==== Dataset ====
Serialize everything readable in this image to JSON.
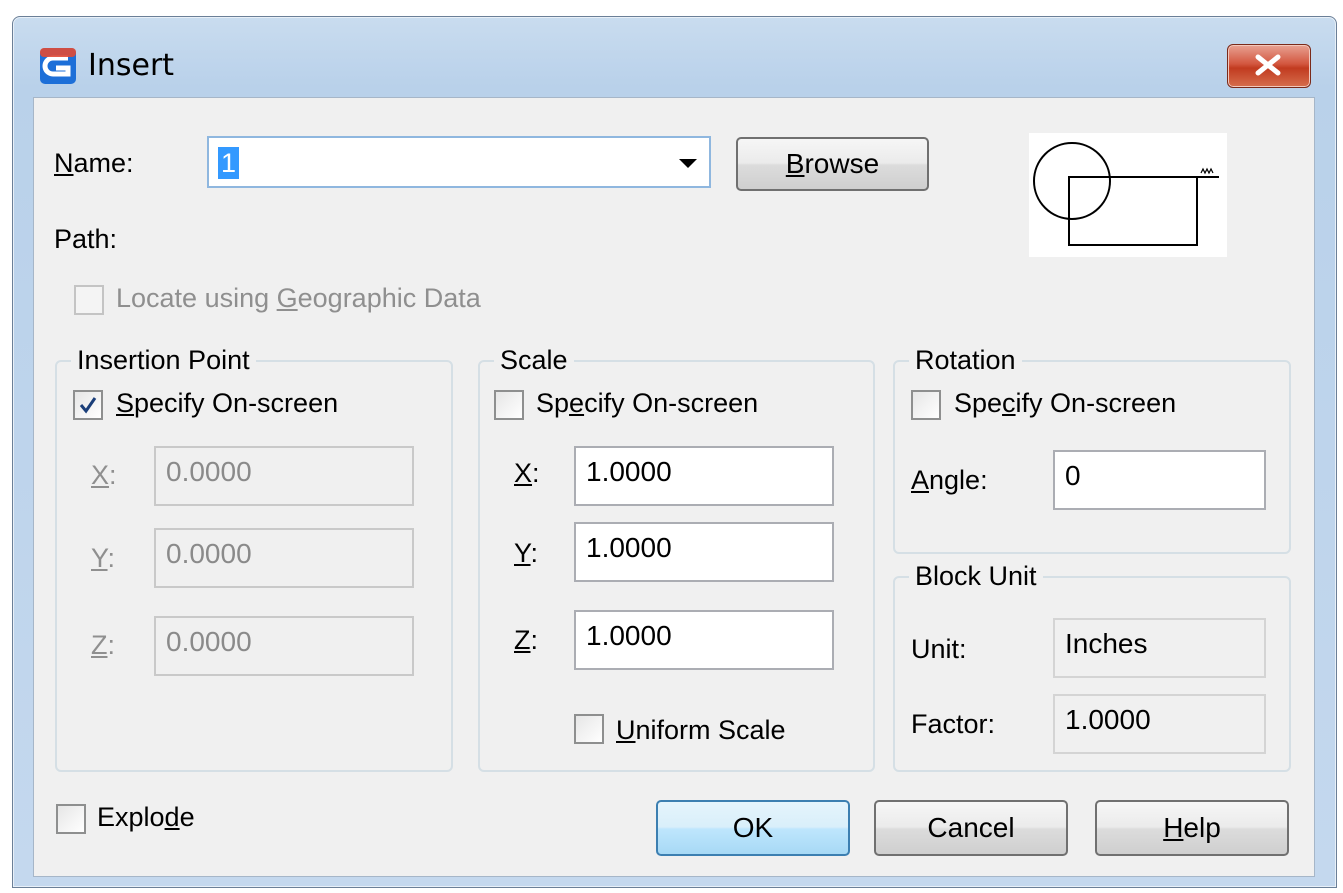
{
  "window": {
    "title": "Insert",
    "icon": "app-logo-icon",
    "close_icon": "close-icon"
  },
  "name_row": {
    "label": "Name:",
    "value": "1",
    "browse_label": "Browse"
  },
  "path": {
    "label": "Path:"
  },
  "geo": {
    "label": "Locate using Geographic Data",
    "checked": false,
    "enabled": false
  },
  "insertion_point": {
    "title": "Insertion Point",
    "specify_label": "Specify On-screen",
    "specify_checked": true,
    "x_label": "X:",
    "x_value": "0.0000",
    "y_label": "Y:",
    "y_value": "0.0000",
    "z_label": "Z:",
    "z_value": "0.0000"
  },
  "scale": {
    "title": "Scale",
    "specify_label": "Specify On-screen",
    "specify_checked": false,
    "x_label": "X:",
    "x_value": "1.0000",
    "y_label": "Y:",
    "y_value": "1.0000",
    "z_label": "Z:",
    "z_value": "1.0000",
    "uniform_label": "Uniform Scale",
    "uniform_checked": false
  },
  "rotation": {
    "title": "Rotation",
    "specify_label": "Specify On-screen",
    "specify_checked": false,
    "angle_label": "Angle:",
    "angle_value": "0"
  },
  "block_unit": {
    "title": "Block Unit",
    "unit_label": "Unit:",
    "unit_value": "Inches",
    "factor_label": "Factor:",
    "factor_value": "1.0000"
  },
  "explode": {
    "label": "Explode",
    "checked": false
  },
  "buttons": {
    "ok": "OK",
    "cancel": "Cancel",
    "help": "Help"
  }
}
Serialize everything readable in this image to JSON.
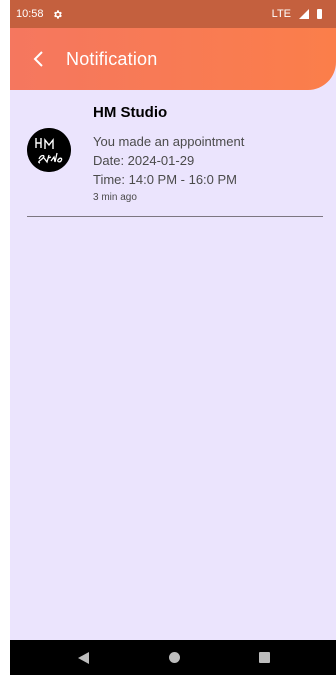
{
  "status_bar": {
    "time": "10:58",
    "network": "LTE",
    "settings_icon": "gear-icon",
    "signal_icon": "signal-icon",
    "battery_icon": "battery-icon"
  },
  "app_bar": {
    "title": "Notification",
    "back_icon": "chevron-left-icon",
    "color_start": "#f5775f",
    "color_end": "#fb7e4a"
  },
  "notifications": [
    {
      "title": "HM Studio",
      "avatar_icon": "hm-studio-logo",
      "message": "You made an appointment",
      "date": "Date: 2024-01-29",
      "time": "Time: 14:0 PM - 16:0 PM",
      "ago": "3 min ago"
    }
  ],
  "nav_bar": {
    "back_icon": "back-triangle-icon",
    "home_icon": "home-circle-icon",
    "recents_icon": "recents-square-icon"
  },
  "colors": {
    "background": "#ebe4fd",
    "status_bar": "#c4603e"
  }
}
====
Aim — Return all of the entries exactly as written, but drop any pictures they hold.

Output below —
Serialize everything readable in this image to JSON.
{
  "window": {
    "title": "Insert",
    "icon": "app-logo-icon",
    "close_icon": "close-icon"
  },
  "name_row": {
    "label": "Name:",
    "value": "1",
    "browse_label": "Browse"
  },
  "path": {
    "label": "Path:"
  },
  "geo": {
    "label": "Locate using Geographic Data",
    "checked": false,
    "enabled": false
  },
  "insertion_point": {
    "title": "Insertion Point",
    "specify_label": "Specify On-screen",
    "specify_checked": true,
    "x_label": "X:",
    "x_value": "0.0000",
    "y_label": "Y:",
    "y_value": "0.0000",
    "z_label": "Z:",
    "z_value": "0.0000"
  },
  "scale": {
    "title": "Scale",
    "specify_label": "Specify On-screen",
    "specify_checked": false,
    "x_label": "X:",
    "x_value": "1.0000",
    "y_label": "Y:",
    "y_value": "1.0000",
    "z_label": "Z:",
    "z_value": "1.0000",
    "uniform_label": "Uniform Scale",
    "uniform_checked": false
  },
  "rotation": {
    "title": "Rotation",
    "specify_label": "Specify On-screen",
    "specify_checked": false,
    "angle_label": "Angle:",
    "angle_value": "0"
  },
  "block_unit": {
    "title": "Block Unit",
    "unit_label": "Unit:",
    "unit_value": "Inches",
    "factor_label": "Factor:",
    "factor_value": "1.0000"
  },
  "explode": {
    "label": "Explode",
    "checked": false
  },
  "buttons": {
    "ok": "OK",
    "cancel": "Cancel",
    "help": "Help"
  }
}
Serialize everything readable in this image to JSON.
{
  "status_bar": {
    "time": "10:58",
    "network": "LTE",
    "settings_icon": "gear-icon",
    "signal_icon": "signal-icon",
    "battery_icon": "battery-icon"
  },
  "app_bar": {
    "title": "Notification",
    "back_icon": "chevron-left-icon",
    "color_start": "#f5775f",
    "color_end": "#fb7e4a"
  },
  "notifications": [
    {
      "title": "HM Studio",
      "avatar_icon": "hm-studio-logo",
      "message": "You made an appointment",
      "date": "Date: 2024-01-29",
      "time": "Time: 14:0 PM - 16:0 PM",
      "ago": "3 min ago"
    }
  ],
  "nav_bar": {
    "back_icon": "back-triangle-icon",
    "home_icon": "home-circle-icon",
    "recents_icon": "recents-square-icon"
  },
  "colors": {
    "background": "#ebe4fd",
    "status_bar": "#c4603e"
  }
}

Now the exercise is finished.